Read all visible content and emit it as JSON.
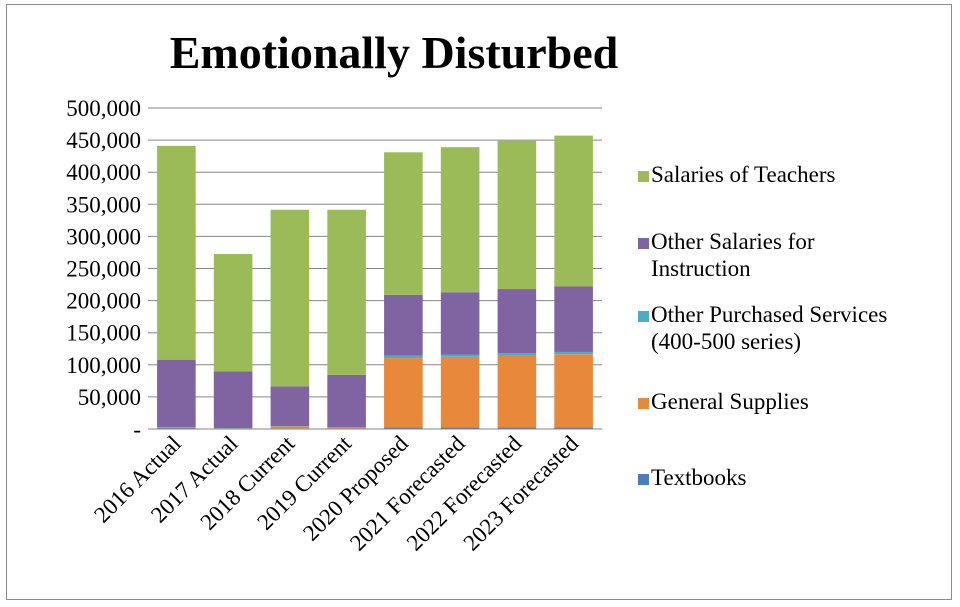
{
  "chart_data": {
    "type": "bar",
    "stacked": true,
    "title": "Emotionally Disturbed",
    "xlabel": "",
    "ylabel": "",
    "ylim": [
      0,
      500000
    ],
    "yticks": [
      "-",
      "50,000",
      "100,000",
      "150,000",
      "200,000",
      "250,000",
      "300,000",
      "350,000",
      "400,000",
      "450,000",
      "500,000"
    ],
    "categories": [
      "2016 Actual",
      "2017 Actual",
      "2018 Current",
      "2019 Current",
      "2020 Proposed",
      "2021 Forecasted",
      "2022 Forecasted",
      "2023 Forecasted"
    ],
    "grid": true,
    "legend_position": "right",
    "series": [
      {
        "name": "Textbooks",
        "color": "#4a7ebb",
        "values": [
          1500,
          500,
          1000,
          1000,
          2500,
          2500,
          2500,
          2500
        ]
      },
      {
        "name": "General Supplies",
        "color": "#e8883a",
        "values": [
          1000,
          500,
          3000,
          1000,
          108000,
          110000,
          112000,
          114000
        ]
      },
      {
        "name": "Other Purchased Services (400-500 series)",
        "legend_lines": [
          "Other Purchased Services",
          "(400-500 series)"
        ],
        "color": "#4bacc6",
        "values": [
          500,
          500,
          500,
          500,
          3500,
          3500,
          3500,
          3500
        ]
      },
      {
        "name": "Other Salaries for Instruction",
        "legend_lines": [
          "Other Salaries for",
          "Instruction"
        ],
        "color": "#8064a2",
        "values": [
          105000,
          88000,
          62000,
          82000,
          95000,
          97000,
          100000,
          102000
        ]
      },
      {
        "name": "Salaries of Teachers",
        "color": "#9bbb59",
        "values": [
          333000,
          183000,
          275000,
          257000,
          222000,
          226000,
          231000,
          235000
        ]
      }
    ]
  }
}
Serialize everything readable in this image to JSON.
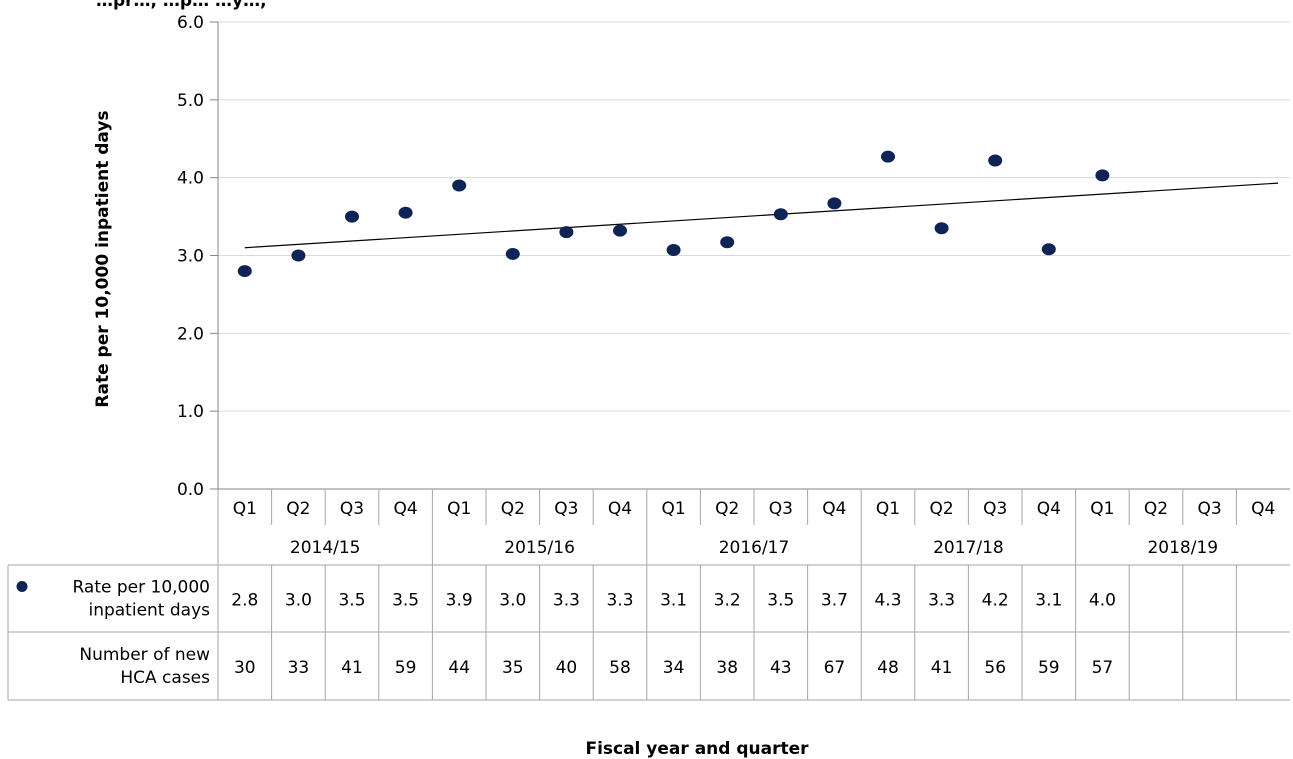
{
  "chart_data": {
    "type": "scatter",
    "title_fragment": "…pr…, …p… …y…,",
    "ylabel": "Rate per 10,000 inpatient days",
    "xlabel": "Fiscal year and quarter",
    "ylim": [
      0,
      6
    ],
    "y_ticks": [
      "0.0",
      "1.0",
      "2.0",
      "3.0",
      "4.0",
      "5.0",
      "6.0"
    ],
    "grid": "horizontal",
    "marker_color": "#0f2456",
    "trendline_color": "#000000",
    "categories": [
      "2014/15 Q1",
      "2014/15 Q2",
      "2014/15 Q3",
      "2014/15 Q4",
      "2015/16 Q1",
      "2015/16 Q2",
      "2015/16 Q3",
      "2015/16 Q4",
      "2016/17 Q1",
      "2016/17 Q2",
      "2016/17 Q3",
      "2016/17 Q4",
      "2017/18 Q1",
      "2017/18 Q2",
      "2017/18 Q3",
      "2017/18 Q4",
      "2018/19 Q1",
      "2018/19 Q2",
      "2018/19 Q3",
      "2018/19 Q4"
    ],
    "quarters": [
      "Q1",
      "Q2",
      "Q3",
      "Q4",
      "Q1",
      "Q2",
      "Q3",
      "Q4",
      "Q1",
      "Q2",
      "Q3",
      "Q4",
      "Q1",
      "Q2",
      "Q3",
      "Q4",
      "Q1",
      "Q2",
      "Q3",
      "Q4"
    ],
    "fiscal_years": [
      "2014/15",
      "2015/16",
      "2016/17",
      "2017/18",
      "2018/19"
    ],
    "plotted_values": [
      2.8,
      3.0,
      3.5,
      3.55,
      3.9,
      3.02,
      3.3,
      3.32,
      3.07,
      3.17,
      3.53,
      3.67,
      4.27,
      3.35,
      4.22,
      3.08,
      4.03
    ],
    "trendline": {
      "start": 3.1,
      "end": 3.93
    },
    "series": [
      {
        "name": "Rate per 10,000 inpatient days",
        "table_label_lines": [
          "Rate per 10,000",
          "inpatient days"
        ],
        "values": [
          "2.8",
          "3.0",
          "3.5",
          "3.5",
          "3.9",
          "3.0",
          "3.3",
          "3.3",
          "3.1",
          "3.2",
          "3.5",
          "3.7",
          "4.3",
          "3.3",
          "4.2",
          "3.1",
          "4.0",
          "",
          "",
          ""
        ]
      },
      {
        "name": "Number of new HCA cases",
        "table_label_lines": [
          "Number of new",
          "HCA cases"
        ],
        "values": [
          "30",
          "33",
          "41",
          "59",
          "44",
          "35",
          "40",
          "58",
          "34",
          "38",
          "43",
          "67",
          "48",
          "41",
          "56",
          "59",
          "57",
          "",
          "",
          ""
        ]
      }
    ]
  }
}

Problem details: All of the data above should be transcribed verbatim, with pictures omitted.

Solution:
Read all visible content and emit it as JSON.
{
  "chart_data": {
    "type": "bar",
    "stacked": true,
    "title": "Emotionally Disturbed",
    "xlabel": "",
    "ylabel": "",
    "ylim": [
      0,
      500000
    ],
    "yticks": [
      "-",
      "50,000",
      "100,000",
      "150,000",
      "200,000",
      "250,000",
      "300,000",
      "350,000",
      "400,000",
      "450,000",
      "500,000"
    ],
    "categories": [
      "2016 Actual",
      "2017 Actual",
      "2018 Current",
      "2019 Current",
      "2020 Proposed",
      "2021 Forecasted",
      "2022 Forecasted",
      "2023 Forecasted"
    ],
    "grid": true,
    "legend_position": "right",
    "series": [
      {
        "name": "Textbooks",
        "color": "#4a7ebb",
        "values": [
          1500,
          500,
          1000,
          1000,
          2500,
          2500,
          2500,
          2500
        ]
      },
      {
        "name": "General Supplies",
        "color": "#e8883a",
        "values": [
          1000,
          500,
          3000,
          1000,
          108000,
          110000,
          112000,
          114000
        ]
      },
      {
        "name": "Other Purchased Services (400-500 series)",
        "legend_lines": [
          "Other Purchased Services",
          "(400-500 series)"
        ],
        "color": "#4bacc6",
        "values": [
          500,
          500,
          500,
          500,
          3500,
          3500,
          3500,
          3500
        ]
      },
      {
        "name": "Other Salaries for Instruction",
        "legend_lines": [
          "Other Salaries for",
          "Instruction"
        ],
        "color": "#8064a2",
        "values": [
          105000,
          88000,
          62000,
          82000,
          95000,
          97000,
          100000,
          102000
        ]
      },
      {
        "name": "Salaries of Teachers",
        "color": "#9bbb59",
        "values": [
          333000,
          183000,
          275000,
          257000,
          222000,
          226000,
          231000,
          235000
        ]
      }
    ]
  }
}
Serialize everything readable in this image to JSON.
{
  "chart_data": {
    "type": "scatter",
    "title_fragment": "…pr…, …p… …y…,",
    "ylabel": "Rate per 10,000 inpatient days",
    "xlabel": "Fiscal year and quarter",
    "ylim": [
      0,
      6
    ],
    "y_ticks": [
      "0.0",
      "1.0",
      "2.0",
      "3.0",
      "4.0",
      "5.0",
      "6.0"
    ],
    "grid": "horizontal",
    "marker_color": "#0f2456",
    "trendline_color": "#000000",
    "categories": [
      "2014/15 Q1",
      "2014/15 Q2",
      "2014/15 Q3",
      "2014/15 Q4",
      "2015/16 Q1",
      "2015/16 Q2",
      "2015/16 Q3",
      "2015/16 Q4",
      "2016/17 Q1",
      "2016/17 Q2",
      "2016/17 Q3",
      "2016/17 Q4",
      "2017/18 Q1",
      "2017/18 Q2",
      "2017/18 Q3",
      "2017/18 Q4",
      "2018/19 Q1",
      "2018/19 Q2",
      "2018/19 Q3",
      "2018/19 Q4"
    ],
    "quarters": [
      "Q1",
      "Q2",
      "Q3",
      "Q4",
      "Q1",
      "Q2",
      "Q3",
      "Q4",
      "Q1",
      "Q2",
      "Q3",
      "Q4",
      "Q1",
      "Q2",
      "Q3",
      "Q4",
      "Q1",
      "Q2",
      "Q3",
      "Q4"
    ],
    "fiscal_years": [
      "2014/15",
      "2015/16",
      "2016/17",
      "2017/18",
      "2018/19"
    ],
    "plotted_values": [
      2.8,
      3.0,
      3.5,
      3.55,
      3.9,
      3.02,
      3.3,
      3.32,
      3.07,
      3.17,
      3.53,
      3.67,
      4.27,
      3.35,
      4.22,
      3.08,
      4.03
    ],
    "trendline": {
      "start": 3.1,
      "end": 3.93
    },
    "series": [
      {
        "name": "Rate per 10,000 inpatient days",
        "table_label_lines": [
          "Rate per 10,000",
          "inpatient days"
        ],
        "values": [
          "2.8",
          "3.0",
          "3.5",
          "3.5",
          "3.9",
          "3.0",
          "3.3",
          "3.3",
          "3.1",
          "3.2",
          "3.5",
          "3.7",
          "4.3",
          "3.3",
          "4.2",
          "3.1",
          "4.0",
          "",
          "",
          ""
        ]
      },
      {
        "name": "Number of new HCA cases",
        "table_label_lines": [
          "Number of new",
          "HCA cases"
        ],
        "values": [
          "30",
          "33",
          "41",
          "59",
          "44",
          "35",
          "40",
          "58",
          "34",
          "38",
          "43",
          "67",
          "48",
          "41",
          "56",
          "59",
          "57",
          "",
          "",
          ""
        ]
      }
    ]
  }
}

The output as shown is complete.